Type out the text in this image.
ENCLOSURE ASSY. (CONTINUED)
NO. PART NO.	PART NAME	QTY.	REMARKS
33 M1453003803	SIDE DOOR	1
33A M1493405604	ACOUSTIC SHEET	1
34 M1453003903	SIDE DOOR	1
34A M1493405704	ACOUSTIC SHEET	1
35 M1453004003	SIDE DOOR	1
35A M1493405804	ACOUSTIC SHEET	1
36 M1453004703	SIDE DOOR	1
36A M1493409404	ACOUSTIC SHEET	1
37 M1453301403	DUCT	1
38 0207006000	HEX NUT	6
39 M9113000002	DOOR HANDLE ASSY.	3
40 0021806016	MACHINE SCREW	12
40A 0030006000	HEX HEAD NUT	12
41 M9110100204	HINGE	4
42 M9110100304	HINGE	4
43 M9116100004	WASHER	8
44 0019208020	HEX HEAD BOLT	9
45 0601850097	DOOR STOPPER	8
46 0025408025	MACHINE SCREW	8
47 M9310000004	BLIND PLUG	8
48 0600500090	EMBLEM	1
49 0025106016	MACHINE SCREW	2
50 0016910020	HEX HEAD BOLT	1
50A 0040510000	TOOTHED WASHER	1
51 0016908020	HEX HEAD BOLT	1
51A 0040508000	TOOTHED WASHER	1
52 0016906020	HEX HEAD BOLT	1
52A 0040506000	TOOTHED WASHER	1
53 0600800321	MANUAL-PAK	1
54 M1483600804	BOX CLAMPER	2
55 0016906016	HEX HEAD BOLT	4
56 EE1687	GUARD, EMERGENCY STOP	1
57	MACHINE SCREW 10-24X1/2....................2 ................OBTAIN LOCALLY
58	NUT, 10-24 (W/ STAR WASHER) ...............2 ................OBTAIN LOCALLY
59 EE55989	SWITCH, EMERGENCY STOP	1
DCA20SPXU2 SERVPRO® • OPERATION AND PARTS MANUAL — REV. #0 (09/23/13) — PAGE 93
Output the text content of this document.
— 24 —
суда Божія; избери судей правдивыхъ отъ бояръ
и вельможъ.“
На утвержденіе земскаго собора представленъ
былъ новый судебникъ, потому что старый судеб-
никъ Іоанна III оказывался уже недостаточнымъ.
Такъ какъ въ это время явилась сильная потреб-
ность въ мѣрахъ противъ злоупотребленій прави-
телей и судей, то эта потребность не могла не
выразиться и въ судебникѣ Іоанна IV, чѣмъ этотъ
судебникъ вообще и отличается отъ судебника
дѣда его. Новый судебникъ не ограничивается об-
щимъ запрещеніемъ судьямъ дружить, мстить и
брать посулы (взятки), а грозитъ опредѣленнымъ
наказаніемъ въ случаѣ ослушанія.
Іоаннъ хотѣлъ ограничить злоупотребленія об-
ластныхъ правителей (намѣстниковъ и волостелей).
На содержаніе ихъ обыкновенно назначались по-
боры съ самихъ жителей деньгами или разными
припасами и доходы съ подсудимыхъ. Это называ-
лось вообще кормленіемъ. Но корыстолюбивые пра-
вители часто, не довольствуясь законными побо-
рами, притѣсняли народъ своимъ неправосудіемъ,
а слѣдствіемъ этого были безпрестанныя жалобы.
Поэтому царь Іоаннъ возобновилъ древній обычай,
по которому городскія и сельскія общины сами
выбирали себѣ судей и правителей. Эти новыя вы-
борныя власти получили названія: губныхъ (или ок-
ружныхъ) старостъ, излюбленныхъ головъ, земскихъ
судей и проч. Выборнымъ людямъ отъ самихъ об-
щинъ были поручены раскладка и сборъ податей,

DIRECTIONS FOR THIS TASK: Take the lines above and retype all of them exactly.

WRITTEN ANSWER:
Type out the text in this image.
ENCLOSURE ASSY. (CONTINUED)
NO. PART NO.	PART NAME	QTY.	REMARKS
33 M1453003803	SIDE DOOR	1
33A M1493405604	ACOUSTIC SHEET	1
34 M1453003903	SIDE DOOR	1
34A M1493405704	ACOUSTIC SHEET	1
35 M1453004003	SIDE DOOR	1
35A M1493405804	ACOUSTIC SHEET	1
36 M1453004703	SIDE DOOR	1
36A M1493409404	ACOUSTIC SHEET	1
37 M1453301403	DUCT	1
38 0207006000	HEX NUT	6
39 M9113000002	DOOR HANDLE ASSY.	3
40 0021806016	MACHINE SCREW	12
40A 0030006000	HEX HEAD NUT	12
41 M9110100204	HINGE	4
42 M9110100304	HINGE	4
43 M9116100004	WASHER	8
44 0019208020	HEX HEAD BOLT	9
45 0601850097	DOOR STOPPER	8
46 0025408025	MACHINE SCREW	8
47 M9310000004	BLIND PLUG	8
48 0600500090	EMBLEM	1
49 0025106016	MACHINE SCREW	2
50 0016910020	HEX HEAD BOLT	1
50A 0040510000	TOOTHED WASHER	1
51 0016908020	HEX HEAD BOLT	1
51A 0040508000	TOOTHED WASHER	1
52 0016906020	HEX HEAD BOLT	1
52A 0040506000	TOOTHED WASHER	1
53 0600800321	MANUAL-PAK	1
54 M1483600804	BOX CLAMPER	2
55 0016906016	HEX HEAD BOLT	4
56 EE1687	GUARD, EMERGENCY STOP	1
57	MACHINE SCREW 10-24X1/2....................2 ................OBTAIN LOCALLY
58	NUT, 10-24 (W/ STAR WASHER) ...............2 ................OBTAIN LOCALLY
59 EE55989	SWITCH, EMERGENCY STOP	1
DCA20SPXU2 SERVPRO® • OPERATION AND PARTS MANUAL — REV. #0 (09/23/13) — PAGE 93
Output the text content of this document.
— 24 —
суда Божія; избери судей правдивыхъ отъ бояръ
и вельможъ.“
На утвержденіе земскаго собора представленъ
былъ новый судебникъ, потому что старый судеб-
никъ Іоанна III оказывался уже недостаточнымъ.
Такъ какъ въ это время явилась сильная потреб-
ность въ мѣрахъ противъ злоупотребленій прави-
телей и судей, то эта потребность не могла не
выразиться и въ судебникѣ Іоанна IV, чѣмъ этотъ
судебникъ вообще и отличается отъ судебника
дѣда его. Новый судебникъ не ограничивается об-
щимъ запрещеніемъ судьямъ дружить, мстить и
брать посулы (взятки), а грозитъ опредѣленнымъ
наказаніемъ въ случаѣ ослушанія.
Іоаннъ хотѣлъ ограничить злоупотребленія об-
ластныхъ правителей (намѣстниковъ и волостелей).
На содержаніе ихъ обыкновенно назначались по-
боры съ самихъ жителей деньгами или разными
припасами и доходы съ подсудимыхъ. Это называ-
лось вообще кормленіемъ. Но корыстолюбивые пра-
вители часто, не довольствуясь законными побо-
рами, притѣсняли народъ своимъ неправосудіемъ,
а слѣдствіемъ этого были безпрестанныя жалобы.
Поэтому царь Іоаннъ возобновилъ древній обычай,
по которому городскія и сельскія общины сами
выбирали себѣ судей и правителей. Эти новыя вы-
борныя власти получили названія: губныхъ (или ок-
ружныхъ) старостъ, излюбленныхъ головъ, земскихъ
судей и проч. Выборнымъ людямъ отъ самихъ об-
щинъ были поручены раскладка и сборъ податей,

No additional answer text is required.